*Work to complete*.
Make an exact copy of the entries below.

— BEGIN Data for this exercise —

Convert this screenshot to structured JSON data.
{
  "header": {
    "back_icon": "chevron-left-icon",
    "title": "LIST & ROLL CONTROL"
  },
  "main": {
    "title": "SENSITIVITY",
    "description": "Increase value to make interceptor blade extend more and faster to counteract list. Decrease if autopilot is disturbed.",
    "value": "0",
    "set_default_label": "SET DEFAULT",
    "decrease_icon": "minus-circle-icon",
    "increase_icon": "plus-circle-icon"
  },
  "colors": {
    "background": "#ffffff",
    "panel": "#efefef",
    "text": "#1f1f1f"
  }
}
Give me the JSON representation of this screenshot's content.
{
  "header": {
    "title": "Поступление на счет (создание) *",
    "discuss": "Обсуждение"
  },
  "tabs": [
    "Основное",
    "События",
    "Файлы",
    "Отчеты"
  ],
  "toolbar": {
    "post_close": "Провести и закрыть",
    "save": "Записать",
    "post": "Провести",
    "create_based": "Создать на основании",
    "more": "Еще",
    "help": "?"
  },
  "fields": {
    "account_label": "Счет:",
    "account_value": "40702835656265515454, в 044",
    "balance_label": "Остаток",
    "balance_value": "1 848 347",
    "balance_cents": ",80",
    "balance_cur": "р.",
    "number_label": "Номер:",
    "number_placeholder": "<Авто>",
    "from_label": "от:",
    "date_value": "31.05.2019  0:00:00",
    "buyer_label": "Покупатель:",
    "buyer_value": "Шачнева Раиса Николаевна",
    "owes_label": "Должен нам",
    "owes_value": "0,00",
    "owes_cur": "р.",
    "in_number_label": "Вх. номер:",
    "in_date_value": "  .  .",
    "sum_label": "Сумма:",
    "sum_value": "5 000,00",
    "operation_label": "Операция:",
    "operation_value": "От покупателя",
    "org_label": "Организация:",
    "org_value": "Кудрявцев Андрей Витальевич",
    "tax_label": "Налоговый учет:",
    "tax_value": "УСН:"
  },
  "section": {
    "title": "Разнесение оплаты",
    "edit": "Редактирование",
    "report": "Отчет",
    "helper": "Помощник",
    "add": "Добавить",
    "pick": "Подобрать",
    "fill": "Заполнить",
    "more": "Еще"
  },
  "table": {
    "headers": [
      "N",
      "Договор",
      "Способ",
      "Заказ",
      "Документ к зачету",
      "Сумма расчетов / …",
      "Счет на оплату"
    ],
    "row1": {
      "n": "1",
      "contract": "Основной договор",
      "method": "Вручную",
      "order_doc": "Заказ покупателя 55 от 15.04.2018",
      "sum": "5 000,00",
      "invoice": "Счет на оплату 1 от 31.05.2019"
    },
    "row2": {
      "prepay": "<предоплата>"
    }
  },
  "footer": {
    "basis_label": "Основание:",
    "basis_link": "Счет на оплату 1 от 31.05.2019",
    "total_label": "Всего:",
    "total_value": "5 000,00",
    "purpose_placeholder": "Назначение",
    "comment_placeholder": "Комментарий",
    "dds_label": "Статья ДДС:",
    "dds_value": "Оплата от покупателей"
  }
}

— END Data for this exercise —

*Answer in full*.
Convert this screenshot to structured JSON data.
{
  "header": {
    "back_icon": "chevron-left-icon",
    "title": "LIST & ROLL CONTROL"
  },
  "main": {
    "title": "SENSITIVITY",
    "description": "Increase value to make interceptor blade extend more and faster to counteract list. Decrease if autopilot is disturbed.",
    "value": "0",
    "set_default_label": "SET DEFAULT",
    "decrease_icon": "minus-circle-icon",
    "increase_icon": "plus-circle-icon"
  },
  "colors": {
    "background": "#ffffff",
    "panel": "#efefef",
    "text": "#1f1f1f"
  }
}
Give me the JSON representation of this screenshot's content.
{
  "header": {
    "title": "Поступление на счет (создание) *",
    "discuss": "Обсуждение"
  },
  "tabs": [
    "Основное",
    "События",
    "Файлы",
    "Отчеты"
  ],
  "toolbar": {
    "post_close": "Провести и закрыть",
    "save": "Записать",
    "post": "Провести",
    "create_based": "Создать на основании",
    "more": "Еще",
    "help": "?"
  },
  "fields": {
    "account_label": "Счет:",
    "account_value": "40702835656265515454, в 044",
    "balance_label": "Остаток",
    "balance_value": "1 848 347",
    "balance_cents": ",80",
    "balance_cur": "р.",
    "number_label": "Номер:",
    "number_placeholder": "<Авто>",
    "from_label": "от:",
    "date_value": "31.05.2019  0:00:00",
    "buyer_label": "Покупатель:",
    "buyer_value": "Шачнева Раиса Николаевна",
    "owes_label": "Должен нам",
    "owes_value": "0,00",
    "owes_cur": "р.",
    "in_number_label": "Вх. номер:",
    "in_date_value": "  .  .",
    "sum_label": "Сумма:",
    "sum_value": "5 000,00",
    "operation_label": "Операция:",
    "operation_value": "От покупателя",
    "org_label": "Организация:",
    "org_value": "Кудрявцев Андрей Витальевич",
    "tax_label": "Налоговый учет:",
    "tax_value": "УСН:"
  },
  "section": {
    "title": "Разнесение оплаты",
    "edit": "Редактирование",
    "report": "Отчет",
    "helper": "Помощник",
    "add": "Добавить",
    "pick": "Подобрать",
    "fill": "Заполнить",
    "more": "Еще"
  },
  "table": {
    "headers": [
      "N",
      "Договор",
      "Способ",
      "Заказ",
      "Документ к зачету",
      "Сумма расчетов / …",
      "Счет на оплату"
    ],
    "row1": {
      "n": "1",
      "contract": "Основной договор",
      "method": "Вручную",
      "order_doc": "Заказ покупателя 55 от 15.04.2018",
      "sum": "5 000,00",
      "invoice": "Счет на оплату 1 от 31.05.2019"
    },
    "row2": {
      "prepay": "<предоплата>"
    }
  },
  "footer": {
    "basis_label": "Основание:",
    "basis_link": "Счет на оплату 1 от 31.05.2019",
    "total_label": "Всего:",
    "total_value": "5 000,00",
    "purpose_placeholder": "Назначение",
    "comment_placeholder": "Комментарий",
    "dds_label": "Статья ДДС:",
    "dds_value": "Оплата от покупателей"
  }
}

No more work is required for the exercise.